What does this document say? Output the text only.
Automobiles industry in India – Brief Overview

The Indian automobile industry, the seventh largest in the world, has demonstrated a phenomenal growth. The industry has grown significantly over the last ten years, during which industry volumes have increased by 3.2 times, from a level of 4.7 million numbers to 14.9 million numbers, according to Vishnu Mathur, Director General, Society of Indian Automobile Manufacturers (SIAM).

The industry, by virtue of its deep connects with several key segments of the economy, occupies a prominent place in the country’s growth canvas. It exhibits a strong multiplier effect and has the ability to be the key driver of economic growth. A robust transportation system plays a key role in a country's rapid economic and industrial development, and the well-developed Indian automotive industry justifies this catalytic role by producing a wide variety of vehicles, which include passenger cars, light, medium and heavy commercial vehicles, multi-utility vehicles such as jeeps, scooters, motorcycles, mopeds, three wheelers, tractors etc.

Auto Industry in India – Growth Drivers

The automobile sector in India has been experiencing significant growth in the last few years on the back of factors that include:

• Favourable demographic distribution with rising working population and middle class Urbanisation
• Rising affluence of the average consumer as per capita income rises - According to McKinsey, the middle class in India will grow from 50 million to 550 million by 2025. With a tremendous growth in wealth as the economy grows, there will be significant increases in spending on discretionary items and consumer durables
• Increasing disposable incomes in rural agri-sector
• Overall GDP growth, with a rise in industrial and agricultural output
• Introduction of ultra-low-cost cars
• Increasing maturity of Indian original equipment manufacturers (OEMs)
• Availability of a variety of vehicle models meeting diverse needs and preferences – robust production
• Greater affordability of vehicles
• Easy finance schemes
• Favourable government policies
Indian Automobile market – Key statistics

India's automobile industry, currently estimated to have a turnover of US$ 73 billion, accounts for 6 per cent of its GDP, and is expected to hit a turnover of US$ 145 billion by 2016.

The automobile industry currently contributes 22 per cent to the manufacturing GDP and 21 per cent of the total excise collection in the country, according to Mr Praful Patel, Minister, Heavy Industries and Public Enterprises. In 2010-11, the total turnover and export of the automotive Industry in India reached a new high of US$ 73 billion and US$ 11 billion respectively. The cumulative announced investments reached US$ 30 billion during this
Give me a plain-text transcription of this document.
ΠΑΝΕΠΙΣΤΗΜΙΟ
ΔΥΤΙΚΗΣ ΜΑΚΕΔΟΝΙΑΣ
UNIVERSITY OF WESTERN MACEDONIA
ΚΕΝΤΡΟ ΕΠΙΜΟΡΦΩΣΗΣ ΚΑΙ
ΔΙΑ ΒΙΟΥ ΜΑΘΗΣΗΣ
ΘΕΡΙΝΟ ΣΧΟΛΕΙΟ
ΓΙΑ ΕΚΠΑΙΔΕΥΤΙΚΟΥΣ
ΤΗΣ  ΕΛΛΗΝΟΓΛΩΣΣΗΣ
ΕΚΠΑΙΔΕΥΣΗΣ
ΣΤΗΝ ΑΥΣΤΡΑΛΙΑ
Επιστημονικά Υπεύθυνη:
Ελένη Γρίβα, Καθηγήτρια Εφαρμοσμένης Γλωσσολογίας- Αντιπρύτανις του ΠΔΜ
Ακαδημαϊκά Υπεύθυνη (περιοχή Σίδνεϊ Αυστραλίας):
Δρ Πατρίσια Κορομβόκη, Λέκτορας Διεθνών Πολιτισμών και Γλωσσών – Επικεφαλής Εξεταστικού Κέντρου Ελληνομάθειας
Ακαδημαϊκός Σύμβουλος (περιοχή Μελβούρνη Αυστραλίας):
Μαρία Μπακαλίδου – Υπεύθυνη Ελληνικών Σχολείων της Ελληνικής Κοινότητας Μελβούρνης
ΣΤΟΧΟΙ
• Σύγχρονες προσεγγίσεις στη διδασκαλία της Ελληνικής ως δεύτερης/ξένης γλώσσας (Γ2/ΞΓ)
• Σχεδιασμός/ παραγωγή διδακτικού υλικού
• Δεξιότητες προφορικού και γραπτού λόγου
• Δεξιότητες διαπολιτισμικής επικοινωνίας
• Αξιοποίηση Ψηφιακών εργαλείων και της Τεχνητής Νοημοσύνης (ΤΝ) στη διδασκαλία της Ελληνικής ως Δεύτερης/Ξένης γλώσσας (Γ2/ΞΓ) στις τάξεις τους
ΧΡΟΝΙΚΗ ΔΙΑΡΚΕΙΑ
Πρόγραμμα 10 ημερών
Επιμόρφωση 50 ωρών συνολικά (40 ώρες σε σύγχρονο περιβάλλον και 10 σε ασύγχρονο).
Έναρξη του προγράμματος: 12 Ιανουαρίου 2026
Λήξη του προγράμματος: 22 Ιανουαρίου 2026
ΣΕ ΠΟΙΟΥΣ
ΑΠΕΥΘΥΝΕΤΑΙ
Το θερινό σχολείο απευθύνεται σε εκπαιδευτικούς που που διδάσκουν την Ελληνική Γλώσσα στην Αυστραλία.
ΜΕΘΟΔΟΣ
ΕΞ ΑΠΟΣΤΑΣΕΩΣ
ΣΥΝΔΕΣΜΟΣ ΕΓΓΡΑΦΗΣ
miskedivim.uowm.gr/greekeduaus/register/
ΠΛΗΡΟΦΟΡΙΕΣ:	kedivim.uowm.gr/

____________________

§ **What you have to do**: Copy all lines from the entries that contain the word "currently".

§ **Full solution**:
India's automobile industry, currently estimated to have a turnover of US$ 73 billion, accounts for 6 per cent of its GDP, and is expected to hit a turnover of US$ 145 billion by 2016.
The automobile industry currently contributes 22 per cent to the manufacturing GDP and 21 per cent of the total excise collection in the country, according to Mr Praful Patel, Minister, Heavy Industries and Public Enterprises. In 2010-11, the total turnover and export of the automotive Industry in India reached a new high of US$ 73 billion and US$ 11 billion respectively. The cumulative announced investments reached US$ 30 billion during this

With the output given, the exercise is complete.